● **Stated problem**
Search the records below for the word "Television". Pull out each line that has it.

● **Data supplied**

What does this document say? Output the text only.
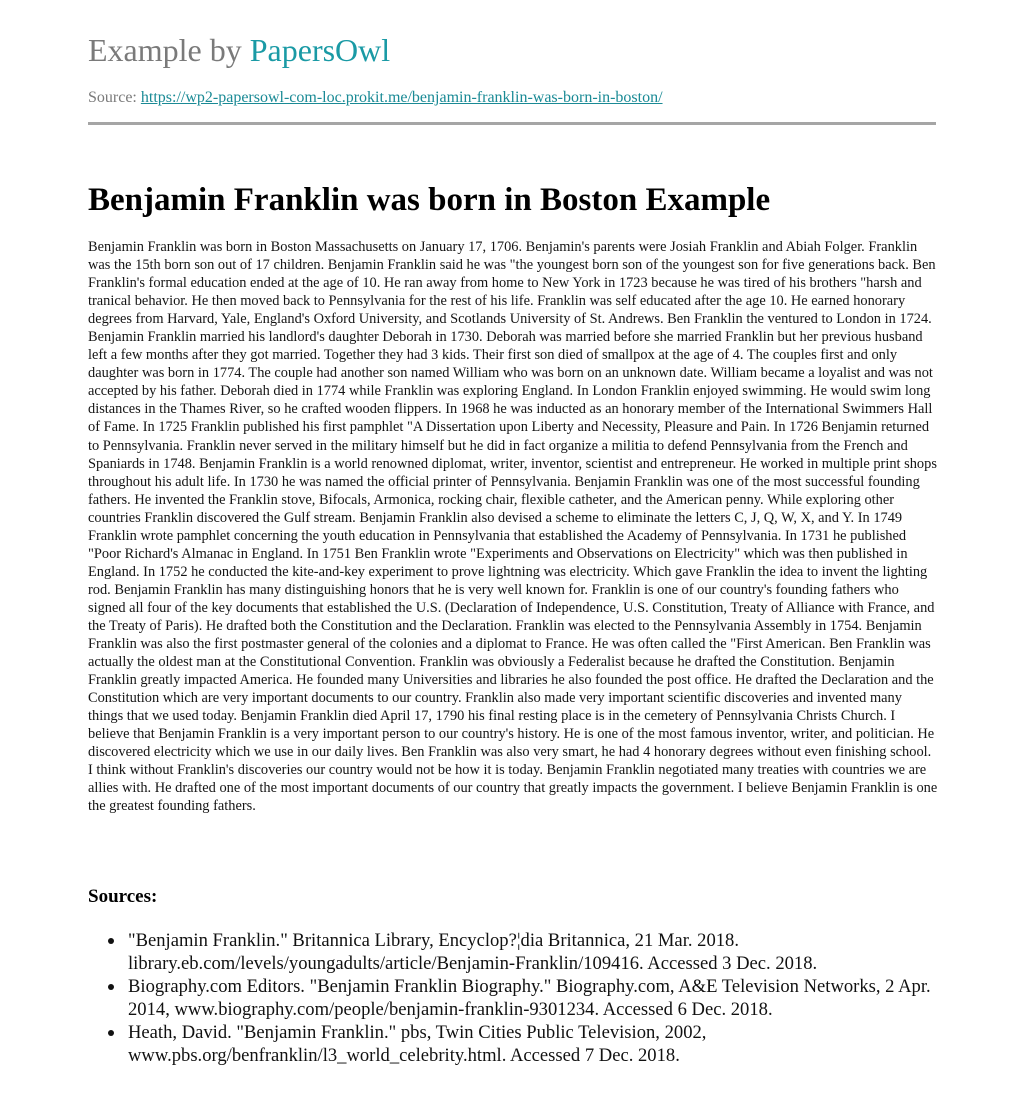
Example by PapersOwl
Source: https://wp2-papersowl-com-loc.prokit.me/benjamin-franklin-was-born-in-boston/
Benjamin Franklin was born in Boston Example

Benjamin Franklin was born in Boston Massachusetts on January 17, 1706. Benjamin's parents were Josiah Franklin and Abiah Folger. Franklin was the 15th born son out of 17 children. Benjamin Franklin said he was "the youngest born son of the youngest son for five generations back. Ben Franklin's formal education ended at the age of 10. He ran away from home to New York in 1723 because he was tired of his brothers "harsh and tranical behavior. He then moved back to Pennsylvania for the rest of his life. Franklin was self educated after the age 10. He earned honorary degrees from Harvard, Yale, England's Oxford University, and Scotlands University of St. Andrews. Ben Franklin the ventured to London in 1724. Benjamin Franklin married his landlord's daughter Deborah in 1730. Deborah was married before she married Franklin but her previous husband left a few months after they got married. Together they had 3 kids. Their first son died of smallpox at the age of 4. The couples first and only daughter was born in 1774. The couple had another son named William who was born on an unknown date. William became a loyalist and was not accepted by his father. Deborah died in 1774 while Franklin was exploring England. In London Franklin enjoyed swimming. He would swim long distances in the Thames River, so he crafted wooden flippers. In 1968 he was inducted as an honorary member of the International Swimmers Hall of Fame. In 1725 Franklin published his first pamphlet "A Dissertation upon Liberty and Necessity, Pleasure and Pain. In 1726 Benjamin returned to Pennsylvania. Franklin never served in the military himself but he did in fact organize a militia to defend Pennsylvania from the French and Spaniards in 1748. Benjamin Franklin is a world renowned diplomat, writer, inventor, scientist and entrepreneur. He worked in multiple print shops throughout his adult life. In 1730 he was named the official printer of Pennsylvania. Benjamin Franklin was one of the most successful founding fathers. He invented the Franklin stove, Bifocals, Armonica, rocking chair, flexible catheter, and the American penny. While exploring other countries Franklin discovered the Gulf stream. Benjamin Franklin also devised a scheme to eliminate the letters C, J, Q, W, X, and Y. In 1749 Franklin wrote pamphlet concerning the youth education in Pennsylvania that established the Academy of Pennsylvania. In 1731 he published "Poor Richard's Almanac in England. In 1751 Ben Franklin wrote "Experiments and Observations on Electricity" which was then published in England. In 1752 he conducted the kite-and-key experiment to prove lightning was electricity. Which gave Franklin the idea to invent the lighting rod. Benjamin Franklin has many distinguishing honors that he is very well known for. Franklin is one of our country's founding fathers who signed all four of the key documents that established the U.S. (Declaration of Independence, U.S. Constitution, Treaty of Alliance with France, and the Treaty of Paris). He drafted both the Constitution and the Declaration. Franklin was elected to the Pennsylvania Assembly in 1754. Benjamin Franklin was also the first postmaster general of the colonies and a diplomat to France. He was often called the "First American. Ben Franklin was actually the oldest man at the Constitutional Convention. Franklin was obviously a Federalist because he drafted the Constitution. Benjamin Franklin greatly impacted America. He founded many Universities and libraries he also founded the post office. He drafted the Declaration and the Constitution which are very important documents to our country. Franklin also made very important scientific discoveries and invented many things that we used today. Benjamin Franklin died April 17, 1790 his final resting place is in the cemetery of Pennsylvania Christs Church. I believe that Benjamin Franklin is a very important person to our country's history. He is one of the most famous inventor, writer, and politician. He discovered electricity which we use in our daily lives. Ben Franklin was also very smart, he had 4 honorary degrees without even finishing school. I think without Franklin's discoveries our country would not be how it is today. Benjamin Franklin negotiated many treaties with countries we are allies with. He drafted one of the most important documents of our country that greatly impacts the government. I believe Benjamin Franklin is one the greatest founding fathers.

Sources:
"Benjamin Franklin." Britannica Library, Encyclop?¦dia Britannica, 21 Mar. 2018. library.eb.com/levels/youngadults/article/Benjamin-Franklin/109416. Accessed 3 Dec. 2018.
Biography.com Editors. "Benjamin Franklin Biography." Biography.com, A&E Television Networks, 2 Apr. 2014, www.biography.com/people/benjamin-franklin-9301234. Accessed 6 Dec. 2018.
Heath, David. "Benjamin Franklin." pbs, Twin Cities Public Television, 2002, www.pbs.org/benfranklin/l3_world_celebrity.html. Accessed 7 Dec. 2018.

● **Written answer**
Biography.com Editors. "Benjamin Franklin Biography." Biography.com, A&E Television Networks, 2 Apr. 2014, www.biography.com/people/benjamin-franklin-9301234. Accessed 6 Dec. 2018.
Heath, David. "Benjamin Franklin." pbs, Twin Cities Public Television, 2002, www.pbs.org/benfranklin/l3_world_celebrity.html. Accessed 7 Dec. 2018.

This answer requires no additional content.